* WHAT IS EXPECTED *
Take every line where the string "this" appears and copy it.

====== INFORMATION SUPPLIED ======

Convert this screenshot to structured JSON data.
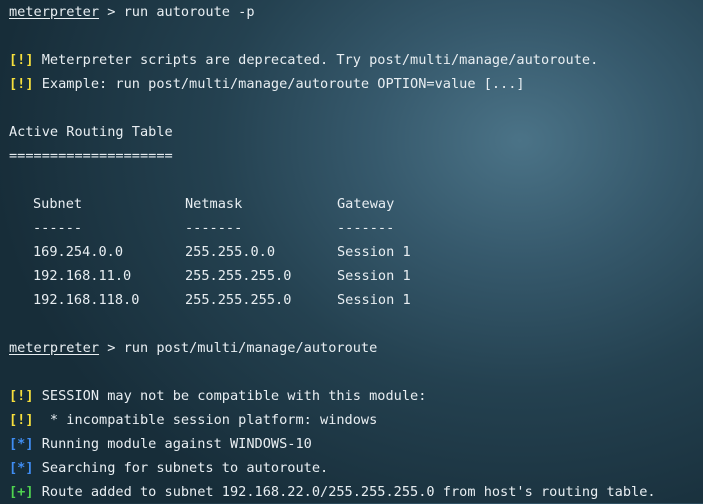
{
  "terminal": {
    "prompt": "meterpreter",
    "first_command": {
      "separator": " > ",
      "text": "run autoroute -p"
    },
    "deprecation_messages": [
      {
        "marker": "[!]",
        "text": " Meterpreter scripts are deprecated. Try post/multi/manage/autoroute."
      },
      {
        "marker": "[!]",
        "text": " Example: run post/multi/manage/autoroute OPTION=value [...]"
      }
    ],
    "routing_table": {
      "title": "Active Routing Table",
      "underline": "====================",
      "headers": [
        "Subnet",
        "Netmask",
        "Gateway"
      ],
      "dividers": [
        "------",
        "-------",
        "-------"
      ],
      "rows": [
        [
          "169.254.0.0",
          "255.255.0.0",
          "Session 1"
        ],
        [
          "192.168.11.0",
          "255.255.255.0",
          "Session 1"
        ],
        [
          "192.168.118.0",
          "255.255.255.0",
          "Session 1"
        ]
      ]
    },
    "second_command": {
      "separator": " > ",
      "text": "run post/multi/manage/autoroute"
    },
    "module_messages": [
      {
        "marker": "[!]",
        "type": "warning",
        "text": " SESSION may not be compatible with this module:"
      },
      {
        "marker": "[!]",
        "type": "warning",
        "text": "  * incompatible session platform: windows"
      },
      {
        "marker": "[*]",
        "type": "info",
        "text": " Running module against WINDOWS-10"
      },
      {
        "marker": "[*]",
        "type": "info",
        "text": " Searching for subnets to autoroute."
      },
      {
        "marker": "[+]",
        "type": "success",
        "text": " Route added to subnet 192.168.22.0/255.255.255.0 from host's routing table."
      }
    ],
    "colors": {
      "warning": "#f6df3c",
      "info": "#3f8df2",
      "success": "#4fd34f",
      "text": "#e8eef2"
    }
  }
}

======

* TASK OUTPUT *
Convert this screenshot to structured JSON data.
        "text": " SESSION may not be compatible with this module:"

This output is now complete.